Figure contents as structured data
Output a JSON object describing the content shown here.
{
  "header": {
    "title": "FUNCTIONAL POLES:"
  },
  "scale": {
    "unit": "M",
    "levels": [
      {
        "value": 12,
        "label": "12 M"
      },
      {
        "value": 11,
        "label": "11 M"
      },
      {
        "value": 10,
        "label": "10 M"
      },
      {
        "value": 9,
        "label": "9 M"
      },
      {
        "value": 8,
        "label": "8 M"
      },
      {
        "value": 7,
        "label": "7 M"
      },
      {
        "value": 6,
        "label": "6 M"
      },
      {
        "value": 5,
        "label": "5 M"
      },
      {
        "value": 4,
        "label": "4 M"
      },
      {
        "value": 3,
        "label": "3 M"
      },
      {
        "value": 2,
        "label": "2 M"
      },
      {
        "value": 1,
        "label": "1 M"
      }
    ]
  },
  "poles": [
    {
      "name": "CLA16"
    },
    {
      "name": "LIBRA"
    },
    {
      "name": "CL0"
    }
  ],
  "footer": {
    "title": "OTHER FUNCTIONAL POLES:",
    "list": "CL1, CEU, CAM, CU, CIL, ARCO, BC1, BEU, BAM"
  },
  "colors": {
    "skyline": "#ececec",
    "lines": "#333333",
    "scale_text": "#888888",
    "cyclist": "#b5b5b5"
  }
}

**REQUIRED TASK:** The full set of records should be duplicated exactly.

**WRITTEN SOLUTION:**
Output a JSON object describing the content shown here.
{
  "header": {
    "title": "FUNCTIONAL POLES:"
  },
  "scale": {
    "unit": "M",
    "levels": [
      {
        "value": 12,
        "label": "12 M"
      },
      {
        "value": 11,
        "label": "11 M"
      },
      {
        "value": 10,
        "label": "10 M"
      },
      {
        "value": 9,
        "label": "9 M"
      },
      {
        "value": 8,
        "label": "8 M"
      },
      {
        "value": 7,
        "label": "7 M"
      },
      {
        "value": 6,
        "label": "6 M"
      },
      {
        "value": 5,
        "label": "5 M"
      },
      {
        "value": 4,
        "label": "4 M"
      },
      {
        "value": 3,
        "label": "3 M"
      },
      {
        "value": 2,
        "label": "2 M"
      },
      {
        "value": 1,
        "label": "1 M"
      }
    ]
  },
  "poles": [
    {
      "name": "CLA16"
    },
    {
      "name": "LIBRA"
    },
    {
      "name": "CL0"
    }
  ],
  "footer": {
    "title": "OTHER FUNCTIONAL POLES:",
    "list": "CL1, CEU, CAM, CU, CIL, ARCO, BC1, BEU, BAM"
  },
  "colors": {
    "skyline": "#ececec",
    "lines": "#333333",
    "scale_text": "#888888",
    "cyclist": "#b5b5b5"
  }
}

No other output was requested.